_Your goal:_ Scan the data below for the string "this". Show every line where it turns up.

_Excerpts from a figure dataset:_

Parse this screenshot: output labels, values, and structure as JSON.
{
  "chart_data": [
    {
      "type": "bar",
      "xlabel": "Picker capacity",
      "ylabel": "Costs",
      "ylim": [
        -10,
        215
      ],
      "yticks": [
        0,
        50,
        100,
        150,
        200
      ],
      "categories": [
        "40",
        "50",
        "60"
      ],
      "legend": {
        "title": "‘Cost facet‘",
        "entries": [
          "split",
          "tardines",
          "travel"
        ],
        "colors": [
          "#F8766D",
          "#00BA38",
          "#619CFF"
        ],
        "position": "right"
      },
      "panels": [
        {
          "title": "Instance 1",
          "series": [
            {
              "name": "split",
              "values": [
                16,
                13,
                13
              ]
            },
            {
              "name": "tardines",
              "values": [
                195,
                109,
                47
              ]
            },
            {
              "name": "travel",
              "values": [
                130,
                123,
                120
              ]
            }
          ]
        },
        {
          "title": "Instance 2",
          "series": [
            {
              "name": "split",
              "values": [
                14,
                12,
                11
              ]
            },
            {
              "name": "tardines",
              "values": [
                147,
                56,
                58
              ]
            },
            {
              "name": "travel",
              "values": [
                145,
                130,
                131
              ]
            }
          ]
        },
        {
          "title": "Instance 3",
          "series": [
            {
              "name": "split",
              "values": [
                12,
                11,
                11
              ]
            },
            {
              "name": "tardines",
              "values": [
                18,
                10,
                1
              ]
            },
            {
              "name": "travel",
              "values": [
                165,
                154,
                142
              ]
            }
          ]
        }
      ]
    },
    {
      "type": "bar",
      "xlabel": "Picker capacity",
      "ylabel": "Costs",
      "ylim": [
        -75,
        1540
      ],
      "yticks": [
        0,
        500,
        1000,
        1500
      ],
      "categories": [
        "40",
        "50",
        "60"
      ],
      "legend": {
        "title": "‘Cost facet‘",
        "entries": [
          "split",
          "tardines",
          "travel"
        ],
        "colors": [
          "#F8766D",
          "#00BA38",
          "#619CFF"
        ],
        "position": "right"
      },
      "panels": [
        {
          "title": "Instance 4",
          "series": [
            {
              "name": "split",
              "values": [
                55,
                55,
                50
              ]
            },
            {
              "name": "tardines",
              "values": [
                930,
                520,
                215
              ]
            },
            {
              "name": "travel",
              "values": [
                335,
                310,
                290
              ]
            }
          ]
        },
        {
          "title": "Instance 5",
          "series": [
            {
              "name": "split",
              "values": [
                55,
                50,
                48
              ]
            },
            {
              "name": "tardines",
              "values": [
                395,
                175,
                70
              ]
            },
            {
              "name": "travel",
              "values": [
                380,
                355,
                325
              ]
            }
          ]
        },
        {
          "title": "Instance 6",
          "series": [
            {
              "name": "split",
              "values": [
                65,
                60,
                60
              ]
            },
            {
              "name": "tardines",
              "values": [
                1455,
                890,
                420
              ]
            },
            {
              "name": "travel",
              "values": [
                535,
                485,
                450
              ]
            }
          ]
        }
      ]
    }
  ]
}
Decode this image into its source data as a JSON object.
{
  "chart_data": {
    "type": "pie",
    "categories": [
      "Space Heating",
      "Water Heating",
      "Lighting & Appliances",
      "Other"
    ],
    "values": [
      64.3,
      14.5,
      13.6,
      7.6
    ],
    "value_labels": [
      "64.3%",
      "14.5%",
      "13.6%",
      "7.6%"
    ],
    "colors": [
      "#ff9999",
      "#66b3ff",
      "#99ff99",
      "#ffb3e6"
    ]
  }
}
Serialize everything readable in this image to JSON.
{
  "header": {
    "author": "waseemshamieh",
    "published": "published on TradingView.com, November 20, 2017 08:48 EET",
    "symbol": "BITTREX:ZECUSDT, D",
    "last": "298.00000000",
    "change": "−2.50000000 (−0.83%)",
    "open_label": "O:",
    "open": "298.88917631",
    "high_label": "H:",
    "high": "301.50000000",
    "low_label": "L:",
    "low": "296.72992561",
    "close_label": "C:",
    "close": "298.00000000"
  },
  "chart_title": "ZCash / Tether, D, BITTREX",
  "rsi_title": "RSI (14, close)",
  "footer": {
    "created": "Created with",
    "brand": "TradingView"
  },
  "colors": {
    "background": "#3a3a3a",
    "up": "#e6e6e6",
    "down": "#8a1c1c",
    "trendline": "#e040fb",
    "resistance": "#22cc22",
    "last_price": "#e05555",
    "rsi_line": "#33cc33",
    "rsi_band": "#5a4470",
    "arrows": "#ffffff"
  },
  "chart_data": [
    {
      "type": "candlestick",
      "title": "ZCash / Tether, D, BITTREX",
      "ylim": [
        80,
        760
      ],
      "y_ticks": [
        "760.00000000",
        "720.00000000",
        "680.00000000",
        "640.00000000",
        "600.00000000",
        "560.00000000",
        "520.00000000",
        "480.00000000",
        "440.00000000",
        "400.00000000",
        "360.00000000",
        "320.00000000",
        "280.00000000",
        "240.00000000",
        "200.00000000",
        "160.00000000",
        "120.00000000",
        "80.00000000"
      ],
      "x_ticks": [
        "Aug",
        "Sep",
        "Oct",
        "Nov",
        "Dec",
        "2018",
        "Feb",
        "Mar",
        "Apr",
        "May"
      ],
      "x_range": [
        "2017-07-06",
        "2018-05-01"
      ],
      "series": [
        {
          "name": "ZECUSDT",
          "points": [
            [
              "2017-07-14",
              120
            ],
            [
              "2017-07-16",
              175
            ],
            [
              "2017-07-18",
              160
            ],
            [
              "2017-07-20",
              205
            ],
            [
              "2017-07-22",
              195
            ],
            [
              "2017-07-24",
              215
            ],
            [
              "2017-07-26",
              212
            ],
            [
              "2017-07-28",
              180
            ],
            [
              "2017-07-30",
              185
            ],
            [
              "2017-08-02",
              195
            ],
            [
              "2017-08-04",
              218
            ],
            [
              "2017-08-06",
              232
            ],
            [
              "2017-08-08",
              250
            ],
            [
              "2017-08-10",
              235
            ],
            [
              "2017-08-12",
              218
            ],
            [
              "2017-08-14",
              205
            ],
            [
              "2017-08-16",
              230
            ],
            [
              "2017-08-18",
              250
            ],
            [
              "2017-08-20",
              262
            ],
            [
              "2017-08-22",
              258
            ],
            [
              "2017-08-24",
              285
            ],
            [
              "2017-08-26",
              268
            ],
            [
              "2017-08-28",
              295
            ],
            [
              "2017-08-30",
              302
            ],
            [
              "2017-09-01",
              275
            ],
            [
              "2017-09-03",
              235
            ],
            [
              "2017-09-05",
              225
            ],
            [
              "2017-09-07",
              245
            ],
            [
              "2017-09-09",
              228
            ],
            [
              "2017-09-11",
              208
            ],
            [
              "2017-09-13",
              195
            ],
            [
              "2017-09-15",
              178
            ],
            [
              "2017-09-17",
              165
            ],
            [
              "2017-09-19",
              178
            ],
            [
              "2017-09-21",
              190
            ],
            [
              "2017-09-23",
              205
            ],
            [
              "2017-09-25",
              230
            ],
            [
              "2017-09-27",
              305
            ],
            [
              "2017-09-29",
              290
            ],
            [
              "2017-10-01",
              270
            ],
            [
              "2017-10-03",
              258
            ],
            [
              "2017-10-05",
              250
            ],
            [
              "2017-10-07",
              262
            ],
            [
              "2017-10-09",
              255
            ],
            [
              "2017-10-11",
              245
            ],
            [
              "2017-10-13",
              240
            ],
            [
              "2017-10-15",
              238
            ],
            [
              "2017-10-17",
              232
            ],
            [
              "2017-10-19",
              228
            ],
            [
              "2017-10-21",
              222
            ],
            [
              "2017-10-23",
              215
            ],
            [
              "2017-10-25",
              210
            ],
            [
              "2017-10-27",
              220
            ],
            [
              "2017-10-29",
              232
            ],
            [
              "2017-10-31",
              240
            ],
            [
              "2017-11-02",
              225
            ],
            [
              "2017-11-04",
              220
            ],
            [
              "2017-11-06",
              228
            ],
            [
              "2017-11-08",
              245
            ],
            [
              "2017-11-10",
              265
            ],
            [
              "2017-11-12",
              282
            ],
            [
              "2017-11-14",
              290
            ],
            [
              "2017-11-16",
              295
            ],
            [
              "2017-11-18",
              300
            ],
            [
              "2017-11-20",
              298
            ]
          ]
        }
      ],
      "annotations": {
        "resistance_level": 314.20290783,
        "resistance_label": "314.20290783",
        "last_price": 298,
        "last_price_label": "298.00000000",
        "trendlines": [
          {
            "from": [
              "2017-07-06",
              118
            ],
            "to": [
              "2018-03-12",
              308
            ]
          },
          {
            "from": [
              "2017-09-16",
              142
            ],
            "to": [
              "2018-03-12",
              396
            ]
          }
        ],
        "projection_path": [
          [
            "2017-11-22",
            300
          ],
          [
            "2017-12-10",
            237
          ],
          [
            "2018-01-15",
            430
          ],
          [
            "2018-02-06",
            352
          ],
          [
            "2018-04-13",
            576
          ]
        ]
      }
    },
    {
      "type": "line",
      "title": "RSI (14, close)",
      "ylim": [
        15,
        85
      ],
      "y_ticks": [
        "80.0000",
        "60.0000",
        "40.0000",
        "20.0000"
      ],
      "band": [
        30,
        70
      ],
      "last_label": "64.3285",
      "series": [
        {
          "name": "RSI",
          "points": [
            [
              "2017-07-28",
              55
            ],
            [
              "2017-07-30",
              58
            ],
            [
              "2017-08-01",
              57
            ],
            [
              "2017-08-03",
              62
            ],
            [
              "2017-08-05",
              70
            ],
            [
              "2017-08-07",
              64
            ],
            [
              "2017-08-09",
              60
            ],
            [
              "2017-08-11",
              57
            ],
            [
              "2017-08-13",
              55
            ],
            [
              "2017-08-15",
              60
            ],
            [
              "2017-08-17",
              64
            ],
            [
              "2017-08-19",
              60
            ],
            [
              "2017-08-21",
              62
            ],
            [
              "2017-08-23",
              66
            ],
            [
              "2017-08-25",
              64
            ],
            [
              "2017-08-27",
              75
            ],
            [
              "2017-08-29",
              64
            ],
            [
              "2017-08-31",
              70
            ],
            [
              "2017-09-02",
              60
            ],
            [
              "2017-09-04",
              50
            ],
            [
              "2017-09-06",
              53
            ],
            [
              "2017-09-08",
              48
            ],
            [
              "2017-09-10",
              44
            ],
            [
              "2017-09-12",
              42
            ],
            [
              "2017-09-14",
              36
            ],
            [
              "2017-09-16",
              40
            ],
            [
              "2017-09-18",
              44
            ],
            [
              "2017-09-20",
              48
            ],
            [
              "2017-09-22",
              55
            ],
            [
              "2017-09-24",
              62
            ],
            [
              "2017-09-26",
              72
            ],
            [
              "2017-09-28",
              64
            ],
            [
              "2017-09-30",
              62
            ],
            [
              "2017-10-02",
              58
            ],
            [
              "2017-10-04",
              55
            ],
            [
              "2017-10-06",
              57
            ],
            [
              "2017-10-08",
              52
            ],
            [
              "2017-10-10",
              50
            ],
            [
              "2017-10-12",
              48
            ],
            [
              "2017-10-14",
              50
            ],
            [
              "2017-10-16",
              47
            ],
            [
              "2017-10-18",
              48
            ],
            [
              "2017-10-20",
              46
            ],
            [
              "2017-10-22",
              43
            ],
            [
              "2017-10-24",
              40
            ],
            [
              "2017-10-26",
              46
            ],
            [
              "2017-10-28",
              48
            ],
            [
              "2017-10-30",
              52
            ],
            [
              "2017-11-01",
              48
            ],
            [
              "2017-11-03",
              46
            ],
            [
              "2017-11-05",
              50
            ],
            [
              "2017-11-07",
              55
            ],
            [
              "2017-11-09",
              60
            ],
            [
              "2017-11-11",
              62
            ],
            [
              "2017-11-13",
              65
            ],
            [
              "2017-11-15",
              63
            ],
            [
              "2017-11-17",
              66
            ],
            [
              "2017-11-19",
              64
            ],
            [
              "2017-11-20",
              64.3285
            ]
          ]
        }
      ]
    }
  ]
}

_Result:_
Parse this screenshot: output labels, values, and structure as JSON.
Decode this image into its source data as a JSON object.
Serialize everything readable in this image to JSON.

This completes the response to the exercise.